EXERCISE GOAL. Below are records; work out how many of their lines contain "中韩合作" and give only that number.
— begin —
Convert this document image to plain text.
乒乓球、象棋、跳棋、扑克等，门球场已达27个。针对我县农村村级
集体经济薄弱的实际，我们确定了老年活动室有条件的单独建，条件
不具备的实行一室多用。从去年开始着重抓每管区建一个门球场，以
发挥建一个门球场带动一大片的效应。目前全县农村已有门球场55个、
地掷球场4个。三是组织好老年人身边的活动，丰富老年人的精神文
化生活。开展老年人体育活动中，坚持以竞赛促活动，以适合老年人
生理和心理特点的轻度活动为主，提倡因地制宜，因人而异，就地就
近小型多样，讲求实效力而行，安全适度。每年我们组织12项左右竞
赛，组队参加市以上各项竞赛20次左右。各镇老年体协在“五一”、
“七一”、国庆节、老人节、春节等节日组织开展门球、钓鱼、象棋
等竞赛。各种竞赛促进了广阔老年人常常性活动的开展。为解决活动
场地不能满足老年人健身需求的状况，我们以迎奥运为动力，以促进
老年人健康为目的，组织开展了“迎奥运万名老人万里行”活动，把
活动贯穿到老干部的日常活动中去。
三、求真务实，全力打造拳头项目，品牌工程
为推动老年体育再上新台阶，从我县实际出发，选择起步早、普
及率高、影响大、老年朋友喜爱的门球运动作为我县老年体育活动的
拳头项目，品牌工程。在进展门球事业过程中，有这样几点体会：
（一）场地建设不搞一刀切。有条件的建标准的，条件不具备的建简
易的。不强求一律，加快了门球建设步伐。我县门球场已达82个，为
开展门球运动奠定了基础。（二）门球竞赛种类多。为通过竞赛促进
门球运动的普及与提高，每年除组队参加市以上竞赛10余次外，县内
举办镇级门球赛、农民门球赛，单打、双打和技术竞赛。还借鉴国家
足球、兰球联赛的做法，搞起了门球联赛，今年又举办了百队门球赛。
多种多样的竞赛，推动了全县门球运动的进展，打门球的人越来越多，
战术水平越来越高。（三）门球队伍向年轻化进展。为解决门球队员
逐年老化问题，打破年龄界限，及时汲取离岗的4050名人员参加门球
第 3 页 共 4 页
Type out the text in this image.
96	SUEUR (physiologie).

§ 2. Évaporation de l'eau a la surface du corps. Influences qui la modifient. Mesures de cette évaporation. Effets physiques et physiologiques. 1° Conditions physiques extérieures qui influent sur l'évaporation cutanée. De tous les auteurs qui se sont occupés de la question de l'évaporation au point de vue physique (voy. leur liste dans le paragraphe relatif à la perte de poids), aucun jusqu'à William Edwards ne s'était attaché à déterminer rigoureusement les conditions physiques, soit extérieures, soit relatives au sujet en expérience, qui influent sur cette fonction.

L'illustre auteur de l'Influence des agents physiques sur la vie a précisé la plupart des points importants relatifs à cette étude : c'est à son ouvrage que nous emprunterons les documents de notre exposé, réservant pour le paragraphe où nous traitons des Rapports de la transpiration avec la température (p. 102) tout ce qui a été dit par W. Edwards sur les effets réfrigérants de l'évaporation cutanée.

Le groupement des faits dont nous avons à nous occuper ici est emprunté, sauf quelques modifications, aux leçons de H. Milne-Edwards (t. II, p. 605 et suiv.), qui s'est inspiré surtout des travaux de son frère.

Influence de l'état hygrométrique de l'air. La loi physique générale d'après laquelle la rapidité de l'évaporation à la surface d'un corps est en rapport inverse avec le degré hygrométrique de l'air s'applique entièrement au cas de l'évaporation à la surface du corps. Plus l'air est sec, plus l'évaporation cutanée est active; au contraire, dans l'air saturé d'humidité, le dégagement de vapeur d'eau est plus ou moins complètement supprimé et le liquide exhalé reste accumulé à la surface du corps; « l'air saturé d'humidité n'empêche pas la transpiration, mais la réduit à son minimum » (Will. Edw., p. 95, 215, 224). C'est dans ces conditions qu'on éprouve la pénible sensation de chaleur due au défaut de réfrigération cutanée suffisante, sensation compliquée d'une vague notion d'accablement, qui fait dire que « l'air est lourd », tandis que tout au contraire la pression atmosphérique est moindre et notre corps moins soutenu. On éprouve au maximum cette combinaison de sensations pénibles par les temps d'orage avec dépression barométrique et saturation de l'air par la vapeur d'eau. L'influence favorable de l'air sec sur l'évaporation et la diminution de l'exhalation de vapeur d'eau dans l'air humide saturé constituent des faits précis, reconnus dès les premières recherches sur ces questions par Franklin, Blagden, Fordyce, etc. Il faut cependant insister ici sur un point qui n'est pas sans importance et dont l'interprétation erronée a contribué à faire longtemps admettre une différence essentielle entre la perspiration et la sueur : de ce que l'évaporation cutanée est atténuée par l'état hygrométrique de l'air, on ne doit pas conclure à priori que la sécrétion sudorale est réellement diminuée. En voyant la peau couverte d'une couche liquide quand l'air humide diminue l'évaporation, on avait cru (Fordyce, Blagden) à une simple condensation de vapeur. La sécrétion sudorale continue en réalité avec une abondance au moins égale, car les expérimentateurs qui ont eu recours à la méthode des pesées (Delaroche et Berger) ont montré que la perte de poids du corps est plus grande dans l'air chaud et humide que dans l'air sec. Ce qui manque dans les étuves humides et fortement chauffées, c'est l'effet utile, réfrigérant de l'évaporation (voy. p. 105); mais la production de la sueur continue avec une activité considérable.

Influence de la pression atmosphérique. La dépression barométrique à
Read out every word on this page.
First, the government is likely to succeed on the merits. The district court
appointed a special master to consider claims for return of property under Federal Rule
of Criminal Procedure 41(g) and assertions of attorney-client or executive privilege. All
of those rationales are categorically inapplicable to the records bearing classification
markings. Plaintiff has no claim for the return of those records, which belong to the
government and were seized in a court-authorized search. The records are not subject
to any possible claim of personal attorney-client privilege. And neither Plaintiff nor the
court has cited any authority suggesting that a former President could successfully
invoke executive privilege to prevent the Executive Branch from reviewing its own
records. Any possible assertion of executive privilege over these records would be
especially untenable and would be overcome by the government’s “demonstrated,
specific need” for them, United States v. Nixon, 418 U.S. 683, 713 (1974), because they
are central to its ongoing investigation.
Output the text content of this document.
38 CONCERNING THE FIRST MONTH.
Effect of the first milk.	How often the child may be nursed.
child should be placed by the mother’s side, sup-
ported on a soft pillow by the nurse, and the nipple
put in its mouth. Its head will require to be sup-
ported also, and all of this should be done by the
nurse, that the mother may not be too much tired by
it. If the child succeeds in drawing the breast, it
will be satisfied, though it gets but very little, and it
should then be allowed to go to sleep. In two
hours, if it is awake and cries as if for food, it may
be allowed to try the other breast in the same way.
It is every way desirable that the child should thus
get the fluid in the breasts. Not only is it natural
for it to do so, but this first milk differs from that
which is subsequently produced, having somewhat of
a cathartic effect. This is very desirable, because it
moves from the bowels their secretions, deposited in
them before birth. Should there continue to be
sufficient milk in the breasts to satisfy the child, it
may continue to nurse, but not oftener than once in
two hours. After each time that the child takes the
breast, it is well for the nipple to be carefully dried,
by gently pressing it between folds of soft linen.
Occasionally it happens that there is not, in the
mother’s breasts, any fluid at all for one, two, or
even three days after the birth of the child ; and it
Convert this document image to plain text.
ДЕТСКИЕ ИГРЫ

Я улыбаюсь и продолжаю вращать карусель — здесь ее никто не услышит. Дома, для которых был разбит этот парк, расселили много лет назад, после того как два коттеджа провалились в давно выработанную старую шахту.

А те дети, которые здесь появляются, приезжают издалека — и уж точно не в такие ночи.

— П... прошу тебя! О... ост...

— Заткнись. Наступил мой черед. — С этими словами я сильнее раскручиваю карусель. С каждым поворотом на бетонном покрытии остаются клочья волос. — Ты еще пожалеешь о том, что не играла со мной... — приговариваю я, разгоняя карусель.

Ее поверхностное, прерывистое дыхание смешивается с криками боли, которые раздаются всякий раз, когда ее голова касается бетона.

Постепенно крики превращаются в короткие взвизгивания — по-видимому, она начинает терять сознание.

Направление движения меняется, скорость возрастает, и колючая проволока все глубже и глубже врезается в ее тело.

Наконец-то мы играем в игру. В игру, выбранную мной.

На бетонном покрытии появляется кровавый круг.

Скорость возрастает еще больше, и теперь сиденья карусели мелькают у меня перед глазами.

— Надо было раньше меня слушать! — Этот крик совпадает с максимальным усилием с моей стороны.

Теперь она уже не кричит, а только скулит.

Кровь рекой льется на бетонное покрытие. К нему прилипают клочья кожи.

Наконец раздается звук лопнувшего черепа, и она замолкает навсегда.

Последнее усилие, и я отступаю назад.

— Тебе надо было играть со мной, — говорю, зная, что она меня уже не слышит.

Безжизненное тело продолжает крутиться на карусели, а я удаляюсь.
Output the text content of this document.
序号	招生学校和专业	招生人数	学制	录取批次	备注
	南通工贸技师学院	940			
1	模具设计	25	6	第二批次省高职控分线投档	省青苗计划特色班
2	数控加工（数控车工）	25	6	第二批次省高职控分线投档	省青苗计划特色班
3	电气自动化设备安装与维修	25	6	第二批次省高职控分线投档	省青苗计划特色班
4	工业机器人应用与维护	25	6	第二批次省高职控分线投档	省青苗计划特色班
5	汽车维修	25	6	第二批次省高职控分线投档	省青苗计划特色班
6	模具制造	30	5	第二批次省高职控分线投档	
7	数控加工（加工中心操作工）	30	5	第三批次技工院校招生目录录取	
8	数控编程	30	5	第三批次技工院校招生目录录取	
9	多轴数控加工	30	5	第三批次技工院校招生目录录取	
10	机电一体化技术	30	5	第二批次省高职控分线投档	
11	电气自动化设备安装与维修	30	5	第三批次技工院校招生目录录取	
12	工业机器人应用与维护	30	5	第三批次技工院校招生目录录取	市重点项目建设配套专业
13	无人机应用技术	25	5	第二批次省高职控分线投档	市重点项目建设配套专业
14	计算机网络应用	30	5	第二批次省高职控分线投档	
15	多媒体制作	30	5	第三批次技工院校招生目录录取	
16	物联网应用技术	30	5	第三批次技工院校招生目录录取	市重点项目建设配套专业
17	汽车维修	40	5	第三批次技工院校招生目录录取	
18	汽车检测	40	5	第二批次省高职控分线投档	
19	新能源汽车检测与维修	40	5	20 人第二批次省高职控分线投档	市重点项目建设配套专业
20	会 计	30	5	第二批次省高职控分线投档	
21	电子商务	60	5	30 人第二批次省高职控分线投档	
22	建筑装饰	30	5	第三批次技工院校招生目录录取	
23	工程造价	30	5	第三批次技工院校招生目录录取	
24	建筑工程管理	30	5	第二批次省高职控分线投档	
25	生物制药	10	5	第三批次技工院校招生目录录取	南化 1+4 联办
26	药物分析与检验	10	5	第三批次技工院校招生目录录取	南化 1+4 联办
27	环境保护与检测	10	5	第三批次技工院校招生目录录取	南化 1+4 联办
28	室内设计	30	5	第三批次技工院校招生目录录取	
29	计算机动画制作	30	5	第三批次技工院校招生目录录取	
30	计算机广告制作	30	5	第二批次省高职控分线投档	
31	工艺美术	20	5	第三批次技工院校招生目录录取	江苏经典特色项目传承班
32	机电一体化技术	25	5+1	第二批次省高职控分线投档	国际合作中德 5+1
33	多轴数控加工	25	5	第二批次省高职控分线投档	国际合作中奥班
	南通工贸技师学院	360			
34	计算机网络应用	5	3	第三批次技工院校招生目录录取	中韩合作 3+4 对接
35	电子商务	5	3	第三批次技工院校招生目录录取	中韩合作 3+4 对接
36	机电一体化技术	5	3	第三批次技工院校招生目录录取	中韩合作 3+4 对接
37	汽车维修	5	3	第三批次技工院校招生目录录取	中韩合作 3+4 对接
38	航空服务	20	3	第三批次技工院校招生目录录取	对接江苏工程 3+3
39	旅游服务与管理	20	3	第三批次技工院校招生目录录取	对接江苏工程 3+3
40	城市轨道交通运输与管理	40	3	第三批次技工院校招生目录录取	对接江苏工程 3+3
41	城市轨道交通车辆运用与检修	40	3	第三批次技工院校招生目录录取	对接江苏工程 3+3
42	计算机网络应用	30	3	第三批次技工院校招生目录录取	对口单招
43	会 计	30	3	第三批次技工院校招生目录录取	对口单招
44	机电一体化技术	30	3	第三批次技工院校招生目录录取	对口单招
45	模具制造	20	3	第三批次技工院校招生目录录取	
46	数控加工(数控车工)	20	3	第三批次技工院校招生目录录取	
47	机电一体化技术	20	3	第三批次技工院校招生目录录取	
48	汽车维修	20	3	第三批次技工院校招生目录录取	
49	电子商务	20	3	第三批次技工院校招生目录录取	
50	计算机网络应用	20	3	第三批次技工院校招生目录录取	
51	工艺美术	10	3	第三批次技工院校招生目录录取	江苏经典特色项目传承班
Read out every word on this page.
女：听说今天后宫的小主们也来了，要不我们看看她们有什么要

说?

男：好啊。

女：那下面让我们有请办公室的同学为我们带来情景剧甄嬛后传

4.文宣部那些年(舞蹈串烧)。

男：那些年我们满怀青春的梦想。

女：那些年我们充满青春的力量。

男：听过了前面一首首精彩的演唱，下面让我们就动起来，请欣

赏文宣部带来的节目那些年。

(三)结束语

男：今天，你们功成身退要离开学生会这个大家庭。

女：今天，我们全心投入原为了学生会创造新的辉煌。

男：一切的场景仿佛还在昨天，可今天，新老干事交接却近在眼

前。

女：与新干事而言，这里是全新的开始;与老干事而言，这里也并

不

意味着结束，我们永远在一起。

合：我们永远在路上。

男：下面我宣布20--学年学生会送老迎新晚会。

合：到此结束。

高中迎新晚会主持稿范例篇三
— end —
ANSWER TO THIS EXERCISE. 4